EXERCISE BRIEF.
Wherever a line in the data below holds "work", copy that line.

MATERIAL SUPPLIED.
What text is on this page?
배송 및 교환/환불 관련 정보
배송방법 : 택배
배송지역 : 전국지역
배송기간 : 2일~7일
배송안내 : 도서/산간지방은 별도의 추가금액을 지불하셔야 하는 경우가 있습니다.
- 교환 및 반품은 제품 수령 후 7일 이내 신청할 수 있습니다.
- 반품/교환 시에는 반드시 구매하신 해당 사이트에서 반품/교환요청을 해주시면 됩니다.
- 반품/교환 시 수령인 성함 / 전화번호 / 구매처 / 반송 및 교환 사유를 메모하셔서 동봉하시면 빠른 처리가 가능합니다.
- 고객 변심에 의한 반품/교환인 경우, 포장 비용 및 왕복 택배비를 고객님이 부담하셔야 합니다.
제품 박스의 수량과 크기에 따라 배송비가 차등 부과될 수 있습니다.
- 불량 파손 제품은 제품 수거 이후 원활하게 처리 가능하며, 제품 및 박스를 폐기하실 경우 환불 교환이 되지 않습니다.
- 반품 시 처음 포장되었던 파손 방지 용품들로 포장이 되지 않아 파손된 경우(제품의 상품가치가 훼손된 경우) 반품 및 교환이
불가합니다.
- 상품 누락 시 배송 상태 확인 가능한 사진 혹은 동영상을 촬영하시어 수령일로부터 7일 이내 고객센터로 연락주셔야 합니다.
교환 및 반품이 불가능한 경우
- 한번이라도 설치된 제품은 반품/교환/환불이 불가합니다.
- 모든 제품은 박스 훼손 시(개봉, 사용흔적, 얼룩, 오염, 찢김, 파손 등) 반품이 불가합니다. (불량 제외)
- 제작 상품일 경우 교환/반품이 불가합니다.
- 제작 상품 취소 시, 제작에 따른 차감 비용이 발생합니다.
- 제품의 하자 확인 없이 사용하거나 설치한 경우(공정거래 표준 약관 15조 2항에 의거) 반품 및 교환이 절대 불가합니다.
* * *
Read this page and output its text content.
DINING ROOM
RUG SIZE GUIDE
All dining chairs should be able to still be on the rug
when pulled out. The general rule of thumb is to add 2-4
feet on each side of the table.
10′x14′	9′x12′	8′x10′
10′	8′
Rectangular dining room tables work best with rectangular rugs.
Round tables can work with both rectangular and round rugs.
...
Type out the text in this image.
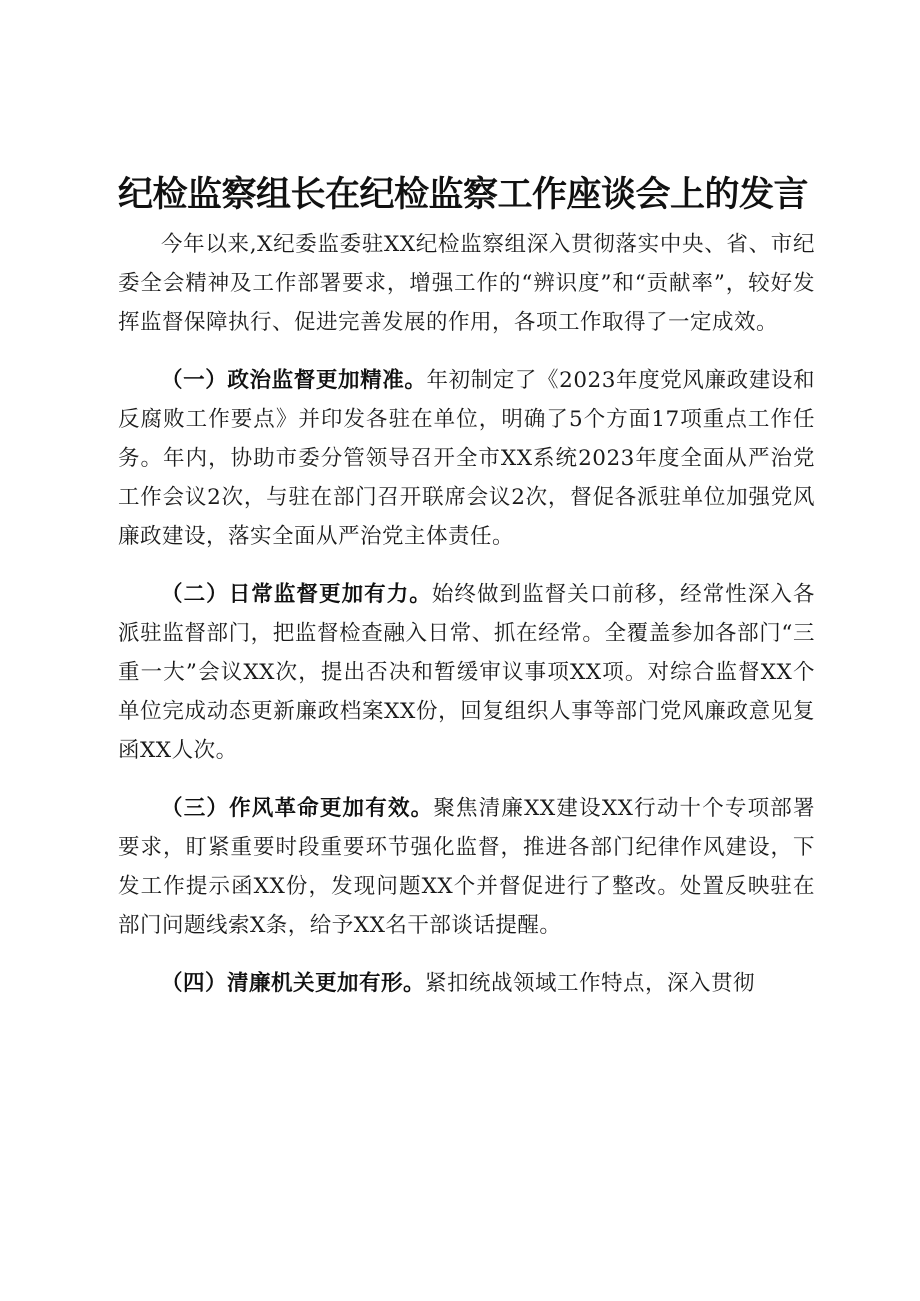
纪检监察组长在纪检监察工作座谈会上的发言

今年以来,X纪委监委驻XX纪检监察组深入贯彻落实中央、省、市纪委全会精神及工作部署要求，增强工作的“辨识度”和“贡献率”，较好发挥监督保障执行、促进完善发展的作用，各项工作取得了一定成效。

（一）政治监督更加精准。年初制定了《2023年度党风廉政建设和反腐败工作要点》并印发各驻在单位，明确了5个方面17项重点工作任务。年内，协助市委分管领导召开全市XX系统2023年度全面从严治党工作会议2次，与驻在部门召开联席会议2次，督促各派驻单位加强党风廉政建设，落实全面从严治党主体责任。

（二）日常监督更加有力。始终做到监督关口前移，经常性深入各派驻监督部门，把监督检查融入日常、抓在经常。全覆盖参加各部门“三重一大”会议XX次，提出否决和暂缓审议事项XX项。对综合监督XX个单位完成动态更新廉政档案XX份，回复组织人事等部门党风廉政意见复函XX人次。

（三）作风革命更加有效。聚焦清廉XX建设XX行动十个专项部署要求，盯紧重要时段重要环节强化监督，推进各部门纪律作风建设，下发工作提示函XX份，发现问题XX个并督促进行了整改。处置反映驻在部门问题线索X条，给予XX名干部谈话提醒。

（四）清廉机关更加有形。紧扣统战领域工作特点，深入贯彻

REPLY.
Rectangular dining room tables work best with rectangular rugs.
Round tables can work with both rectangular and round rugs.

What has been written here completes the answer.